**Your instructions:** Each record is to be printed again precisely as it reads.

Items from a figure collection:

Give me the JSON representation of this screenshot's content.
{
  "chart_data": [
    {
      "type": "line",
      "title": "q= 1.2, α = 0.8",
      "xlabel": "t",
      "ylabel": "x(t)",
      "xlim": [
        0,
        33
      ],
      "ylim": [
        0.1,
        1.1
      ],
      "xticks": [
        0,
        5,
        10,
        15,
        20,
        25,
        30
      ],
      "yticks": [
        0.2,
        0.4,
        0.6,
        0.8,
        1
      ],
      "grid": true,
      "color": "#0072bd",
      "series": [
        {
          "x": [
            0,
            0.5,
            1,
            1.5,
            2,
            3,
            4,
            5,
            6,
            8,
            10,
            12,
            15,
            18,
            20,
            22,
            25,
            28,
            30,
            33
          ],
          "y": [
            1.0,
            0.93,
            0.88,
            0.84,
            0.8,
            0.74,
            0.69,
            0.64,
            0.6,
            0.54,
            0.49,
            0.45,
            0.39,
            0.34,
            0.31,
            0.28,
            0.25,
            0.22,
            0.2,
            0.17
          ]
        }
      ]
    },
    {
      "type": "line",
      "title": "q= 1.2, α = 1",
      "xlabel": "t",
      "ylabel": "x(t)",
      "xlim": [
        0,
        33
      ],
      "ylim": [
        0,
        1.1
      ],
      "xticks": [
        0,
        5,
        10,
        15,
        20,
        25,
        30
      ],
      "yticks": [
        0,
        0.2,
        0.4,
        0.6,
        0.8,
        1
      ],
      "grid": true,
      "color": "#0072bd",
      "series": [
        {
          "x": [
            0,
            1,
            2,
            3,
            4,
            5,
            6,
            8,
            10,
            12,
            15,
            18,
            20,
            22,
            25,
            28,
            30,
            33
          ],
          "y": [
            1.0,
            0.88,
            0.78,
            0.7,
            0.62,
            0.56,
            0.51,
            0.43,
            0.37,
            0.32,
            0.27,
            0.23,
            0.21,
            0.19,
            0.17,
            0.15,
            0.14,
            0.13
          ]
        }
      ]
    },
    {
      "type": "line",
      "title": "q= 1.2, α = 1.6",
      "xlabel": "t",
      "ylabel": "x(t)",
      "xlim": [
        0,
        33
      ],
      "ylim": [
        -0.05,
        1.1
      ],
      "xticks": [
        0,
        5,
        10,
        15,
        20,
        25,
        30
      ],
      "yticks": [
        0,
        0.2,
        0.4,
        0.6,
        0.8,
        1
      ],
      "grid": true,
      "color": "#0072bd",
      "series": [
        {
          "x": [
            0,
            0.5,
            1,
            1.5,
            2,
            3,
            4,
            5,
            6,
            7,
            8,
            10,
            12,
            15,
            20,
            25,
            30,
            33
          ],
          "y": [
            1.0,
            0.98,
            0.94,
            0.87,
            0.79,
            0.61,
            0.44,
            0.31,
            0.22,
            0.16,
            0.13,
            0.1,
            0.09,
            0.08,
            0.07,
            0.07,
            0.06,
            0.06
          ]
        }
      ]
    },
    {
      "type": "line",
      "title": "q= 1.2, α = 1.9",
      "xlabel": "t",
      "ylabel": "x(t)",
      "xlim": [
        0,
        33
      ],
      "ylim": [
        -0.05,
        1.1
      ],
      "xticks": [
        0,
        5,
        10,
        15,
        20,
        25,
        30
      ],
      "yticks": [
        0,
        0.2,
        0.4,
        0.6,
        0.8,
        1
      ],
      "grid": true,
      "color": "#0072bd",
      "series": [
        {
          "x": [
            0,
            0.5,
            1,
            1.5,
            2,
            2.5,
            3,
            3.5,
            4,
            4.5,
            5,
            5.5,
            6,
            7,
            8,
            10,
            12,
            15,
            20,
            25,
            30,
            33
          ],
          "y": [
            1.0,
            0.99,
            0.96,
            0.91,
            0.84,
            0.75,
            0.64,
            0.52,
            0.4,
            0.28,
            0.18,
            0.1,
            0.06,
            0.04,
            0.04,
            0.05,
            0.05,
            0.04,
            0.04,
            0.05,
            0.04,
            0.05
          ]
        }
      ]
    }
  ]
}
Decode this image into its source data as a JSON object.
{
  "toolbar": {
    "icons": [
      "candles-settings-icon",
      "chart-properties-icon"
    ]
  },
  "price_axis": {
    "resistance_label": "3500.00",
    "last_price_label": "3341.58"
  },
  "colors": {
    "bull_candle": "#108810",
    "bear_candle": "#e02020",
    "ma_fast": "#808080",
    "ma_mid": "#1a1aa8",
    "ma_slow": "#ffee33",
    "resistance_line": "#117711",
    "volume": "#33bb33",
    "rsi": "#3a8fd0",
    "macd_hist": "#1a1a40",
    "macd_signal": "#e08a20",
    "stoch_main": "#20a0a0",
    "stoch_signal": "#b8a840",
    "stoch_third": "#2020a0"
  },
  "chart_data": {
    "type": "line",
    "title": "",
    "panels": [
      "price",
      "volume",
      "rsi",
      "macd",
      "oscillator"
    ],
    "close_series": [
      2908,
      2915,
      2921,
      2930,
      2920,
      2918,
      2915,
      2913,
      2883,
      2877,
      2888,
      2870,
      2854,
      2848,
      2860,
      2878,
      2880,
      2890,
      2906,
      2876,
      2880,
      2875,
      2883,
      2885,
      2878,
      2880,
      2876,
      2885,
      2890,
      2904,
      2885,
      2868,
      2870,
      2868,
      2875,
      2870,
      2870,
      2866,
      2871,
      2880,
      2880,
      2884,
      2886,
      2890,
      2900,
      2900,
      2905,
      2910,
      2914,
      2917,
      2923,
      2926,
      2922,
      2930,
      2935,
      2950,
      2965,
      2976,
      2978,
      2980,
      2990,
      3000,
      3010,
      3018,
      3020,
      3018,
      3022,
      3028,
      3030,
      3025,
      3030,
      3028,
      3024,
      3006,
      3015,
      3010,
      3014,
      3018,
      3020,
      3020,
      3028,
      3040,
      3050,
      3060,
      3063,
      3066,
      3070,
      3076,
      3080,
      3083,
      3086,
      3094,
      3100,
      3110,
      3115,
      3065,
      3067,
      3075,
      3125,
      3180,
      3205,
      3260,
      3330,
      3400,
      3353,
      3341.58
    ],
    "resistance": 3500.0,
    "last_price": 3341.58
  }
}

**Result for this exercise:**
Give me the JSON representation of this screenshot's content.
{
  "chart_data": [
    {
      "type": "line",
      "title": "q= 1.2, α = 0.8",
      "xlabel": "t",
      "ylabel": "x(t)",
      "xlim": [
        0,
        33
      ],
      "ylim": [
        0.1,
        1.1
      ],
      "xticks": [
        0,
        5,
        10,
        15,
        20,
        25,
        30
      ],
      "yticks": [
        0.2,
        0.4,
        0.6,
        0.8,
        1
      ],
      "grid": true,
      "color": "#0072bd",
      "series": [
        {
          "x": [
            0,
            0.5,
            1,
            1.5,
            2,
            3,
            4,
            5,
            6,
            8,
            10,
            12,
            15,
            18,
            20,
            22,
            25,
            28,
            30,
            33
          ],
          "y": [
            1.0,
            0.93,
            0.88,
            0.84,
            0.8,
            0.74,
            0.69,
            0.64,
            0.6,
            0.54,
            0.49,
            0.45,
            0.39,
            0.34,
            0.31,
            0.28,
            0.25,
            0.22,
            0.2,
            0.17
          ]
        }
      ]
    },
    {
      "type": "line",
      "title": "q= 1.2, α = 1",
      "xlabel": "t",
      "ylabel": "x(t)",
      "xlim": [
        0,
        33
      ],
      "ylim": [
        0,
        1.1
      ],
      "xticks": [
        0,
        5,
        10,
        15,
        20,
        25,
        30
      ],
      "yticks": [
        0,
        0.2,
        0.4,
        0.6,
        0.8,
        1
      ],
      "grid": true,
      "color": "#0072bd",
      "series": [
        {
          "x": [
            0,
            1,
            2,
            3,
            4,
            5,
            6,
            8,
            10,
            12,
            15,
            18,
            20,
            22,
            25,
            28,
            30,
            33
          ],
          "y": [
            1.0,
            0.88,
            0.78,
            0.7,
            0.62,
            0.56,
            0.51,
            0.43,
            0.37,
            0.32,
            0.27,
            0.23,
            0.21,
            0.19,
            0.17,
            0.15,
            0.14,
            0.13
          ]
        }
      ]
    },
    {
      "type": "line",
      "title": "q= 1.2, α = 1.6",
      "xlabel": "t",
      "ylabel": "x(t)",
      "xlim": [
        0,
        33
      ],
      "ylim": [
        -0.05,
        1.1
      ],
      "xticks": [
        0,
        5,
        10,
        15,
        20,
        25,
        30
      ],
      "yticks": [
        0,
        0.2,
        0.4,
        0.6,
        0.8,
        1
      ],
      "grid": true,
      "color": "#0072bd",
      "series": [
        {
          "x": [
            0,
            0.5,
            1,
            1.5,
            2,
            3,
            4,
            5,
            6,
            7,
            8,
            10,
            12,
            15,
            20,
            25,
            30,
            33
          ],
          "y": [
            1.0,
            0.98,
            0.94,
            0.87,
            0.79,
            0.61,
            0.44,
            0.31,
            0.22,
            0.16,
            0.13,
            0.1,
            0.09,
            0.08,
            0.07,
            0.07,
            0.06,
            0.06
          ]
        }
      ]
    },
    {
      "type": "line",
      "title": "q= 1.2, α = 1.9",
      "xlabel": "t",
      "ylabel": "x(t)",
      "xlim": [
        0,
        33
      ],
      "ylim": [
        -0.05,
        1.1
      ],
      "xticks": [
        0,
        5,
        10,
        15,
        20,
        25,
        30
      ],
      "yticks": [
        0,
        0.2,
        0.4,
        0.6,
        0.8,
        1
      ],
      "grid": true,
      "color": "#0072bd",
      "series": [
        {
          "x": [
            0,
            0.5,
            1,
            1.5,
            2,
            2.5,
            3,
            3.5,
            4,
            4.5,
            5,
            5.5,
            6,
            7,
            8,
            10,
            12,
            15,
            20,
            25,
            30,
            33
          ],
          "y": [
            1.0,
            0.99,
            0.96,
            0.91,
            0.84,
            0.75,
            0.64,
            0.52,
            0.4,
            0.28,
            0.18,
            0.1,
            0.06,
            0.04,
            0.04,
            0.05,
            0.05,
            0.04,
            0.04,
            0.05,
            0.04,
            0.05
          ]
        }
      ]
    }
  ]
}
Decode this image into its source data as a JSON object.
{
  "toolbar": {
    "icons": [
      "candles-settings-icon",
      "chart-properties-icon"
    ]
  },
  "price_axis": {
    "resistance_label": "3500.00",
    "last_price_label": "3341.58"
  },
  "colors": {
    "bull_candle": "#108810",
    "bear_candle": "#e02020",
    "ma_fast": "#808080",
    "ma_mid": "#1a1aa8",
    "ma_slow": "#ffee33",
    "resistance_line": "#117711",
    "volume": "#33bb33",
    "rsi": "#3a8fd0",
    "macd_hist": "#1a1a40",
    "macd_signal": "#e08a20",
    "stoch_main": "#20a0a0",
    "stoch_signal": "#b8a840",
    "stoch_third": "#2020a0"
  },
  "chart_data": {
    "type": "line",
    "title": "",
    "panels": [
      "price",
      "volume",
      "rsi",
      "macd",
      "oscillator"
    ],
    "close_series": [
      2908,
      2915,
      2921,
      2930,
      2920,
      2918,
      2915,
      2913,
      2883,
      2877,
      2888,
      2870,
      2854,
      2848,
      2860,
      2878,
      2880,
      2890,
      2906,
      2876,
      2880,
      2875,
      2883,
      2885,
      2878,
      2880,
      2876,
      2885,
      2890,
      2904,
      2885,
      2868,
      2870,
      2868,
      2875,
      2870,
      2870,
      2866,
      2871,
      2880,
      2880,
      2884,
      2886,
      2890,
      2900,
      2900,
      2905,
      2910,
      2914,
      2917,
      2923,
      2926,
      2922,
      2930,
      2935,
      2950,
      2965,
      2976,
      2978,
      2980,
      2990,
      3000,
      3010,
      3018,
      3020,
      3018,
      3022,
      3028,
      3030,
      3025,
      3030,
      3028,
      3024,
      3006,
      3015,
      3010,
      3014,
      3018,
      3020,
      3020,
      3028,
      3040,
      3050,
      3060,
      3063,
      3066,
      3070,
      3076,
      3080,
      3083,
      3086,
      3094,
      3100,
      3110,
      3115,
      3065,
      3067,
      3075,
      3125,
      3180,
      3205,
      3260,
      3330,
      3400,
      3353,
      3341.58
    ],
    "resistance": 3500.0,
    "last_price": 3341.58
  }
}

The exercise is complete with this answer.